▶ _DATA SUPPLIED_
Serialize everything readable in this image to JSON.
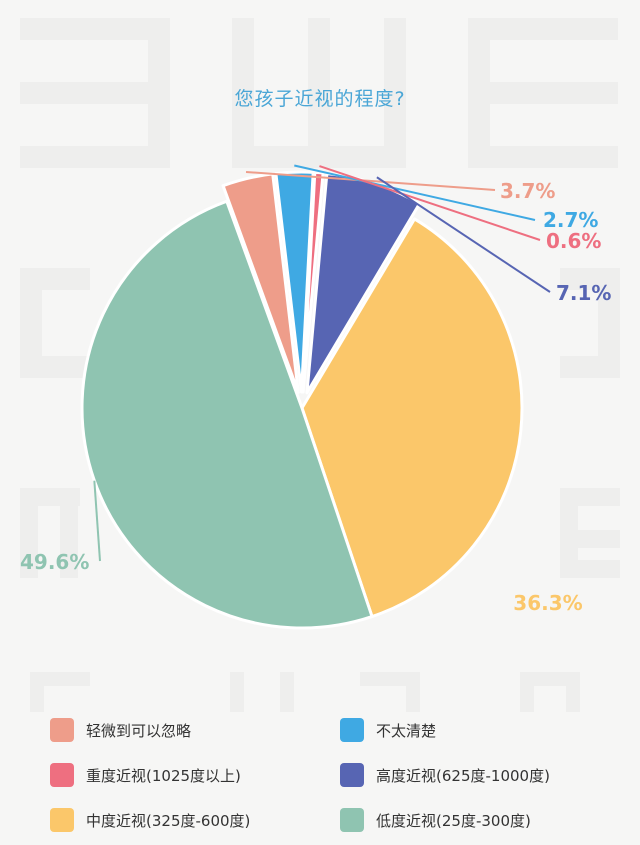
{
  "chart_data": {
    "type": "pie",
    "title": "您孩子近视的程度?",
    "slices": [
      {
        "name": "轻微到可以忽略",
        "value": 3.7,
        "label": "3.7%",
        "color": "#ee9d8a"
      },
      {
        "name": "不太清楚",
        "value": 2.7,
        "label": "2.7%",
        "color": "#3fa9e3"
      },
      {
        "name": "重度近视(1025度以上)",
        "value": 0.6,
        "label": "0.6%",
        "color": "#ee6f80"
      },
      {
        "name": "高度近视(625度-1000度)",
        "value": 7.1,
        "label": "7.1%",
        "color": "#5765b3"
      },
      {
        "name": "中度近视(325度-600度)",
        "value": 36.3,
        "label": "36.3%",
        "color": "#fbc76a"
      },
      {
        "name": "低度近视(25度-300度)",
        "value": 49.6,
        "label": "49.6%",
        "color": "#8fc4b1"
      }
    ],
    "legend": {
      "placement": "bottom",
      "items": [
        {
          "label": "轻微到可以忽略",
          "color": "#ee9d8a"
        },
        {
          "label": "不太清楚",
          "color": "#3fa9e3"
        },
        {
          "label": "重度近视(1025度以上)",
          "color": "#ee6f80"
        },
        {
          "label": "高度近视(625度-1000度)",
          "color": "#5765b3"
        },
        {
          "label": "中度近视(325度-600度)",
          "color": "#fbc76a"
        },
        {
          "label": "低度近视(25度-300度)",
          "color": "#8fc4b1"
        }
      ]
    }
  }
}
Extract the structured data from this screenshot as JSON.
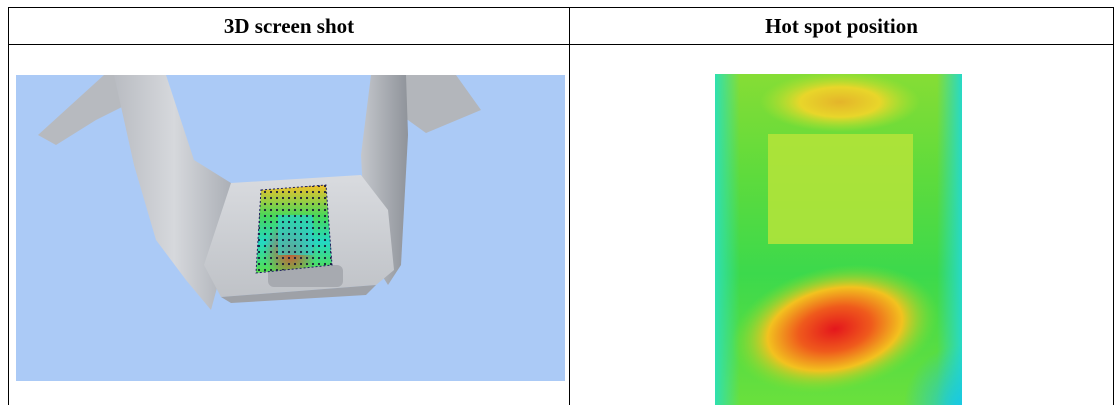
{
  "table": {
    "headers": [
      "3D screen shot",
      "Hot spot position"
    ]
  },
  "colors": {
    "sky_background": "#abcaf6",
    "part_grey": "#c9cbd0",
    "hot": "#e8261c",
    "cool": "#1fd9c4",
    "mid": "#3fdc4a",
    "warm": "#f0e326"
  }
}
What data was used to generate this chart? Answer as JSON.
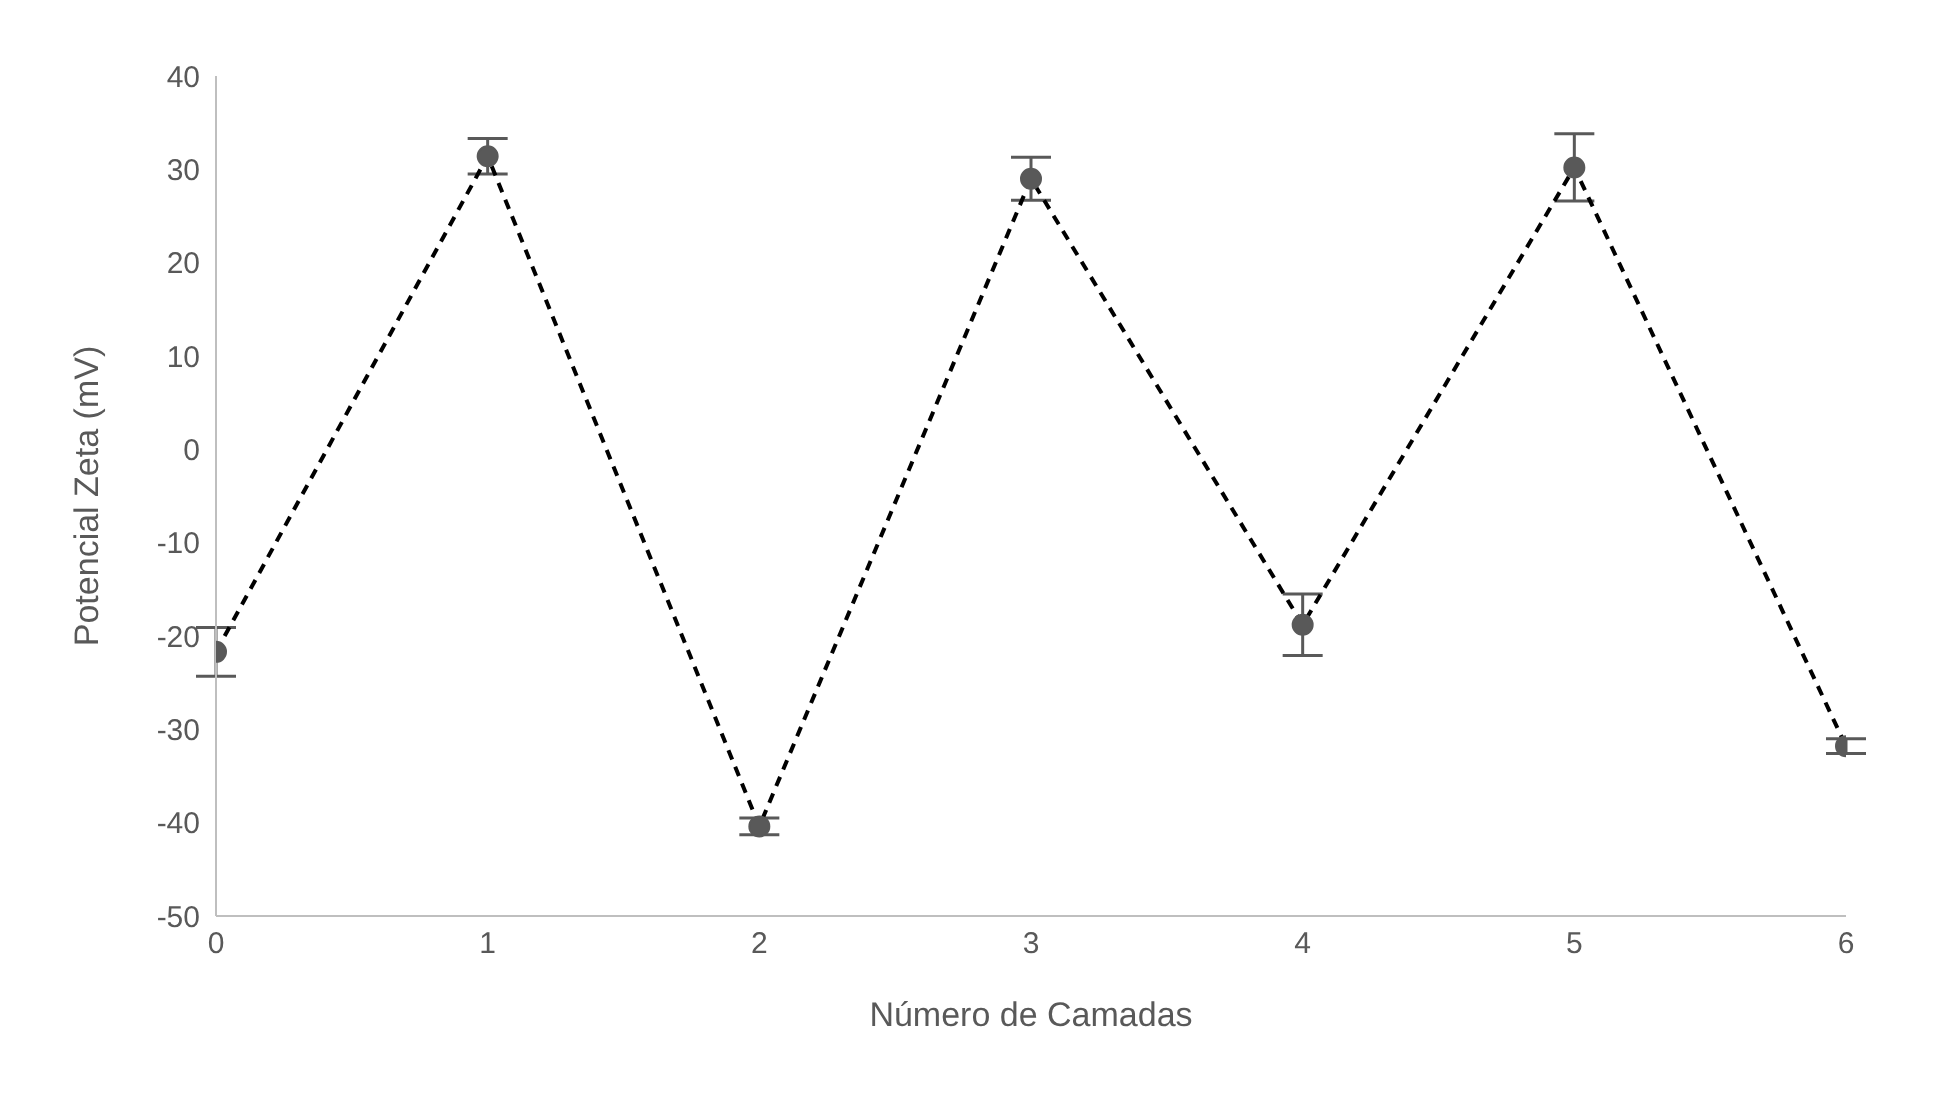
{
  "chart_data": {
    "type": "line",
    "xlabel": "Número de Camadas",
    "ylabel": "Potencial Zeta (mV)",
    "x": [
      0,
      1,
      2,
      3,
      4,
      5,
      6
    ],
    "series": [
      {
        "color": "#595959",
        "values": [
          -21.7,
          31.4,
          -40.4,
          29.0,
          -18.8,
          30.2,
          -31.8
        ],
        "errors": [
          2.6,
          1.9,
          0.9,
          2.3,
          3.3,
          3.6,
          0.8
        ]
      }
    ],
    "xlim": [
      0,
      6
    ],
    "xticks": [
      0,
      1,
      2,
      3,
      4,
      5,
      6
    ],
    "ylim": [
      -50,
      40
    ],
    "yticks": [
      -50,
      -40,
      -30,
      -20,
      -10,
      0,
      10,
      20,
      30,
      40
    ],
    "grid": false,
    "legend": false,
    "marker": "circle",
    "line_style": "dashed"
  }
}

▶ _WHAT YOU NEED TO DO_
Among the entries above, identify all lines with "name" and copy them.

▶ _ANSWER FOR THE TASK_
        "name": "轻微到可以忽略",
        "name": "不太清楚",
        "name": "重度近视(1025度以上)",
        "name": "高度近视(625度-1000度)",
        "name": "中度近视(325度-600度)",
        "name": "低度近视(25度-300度)",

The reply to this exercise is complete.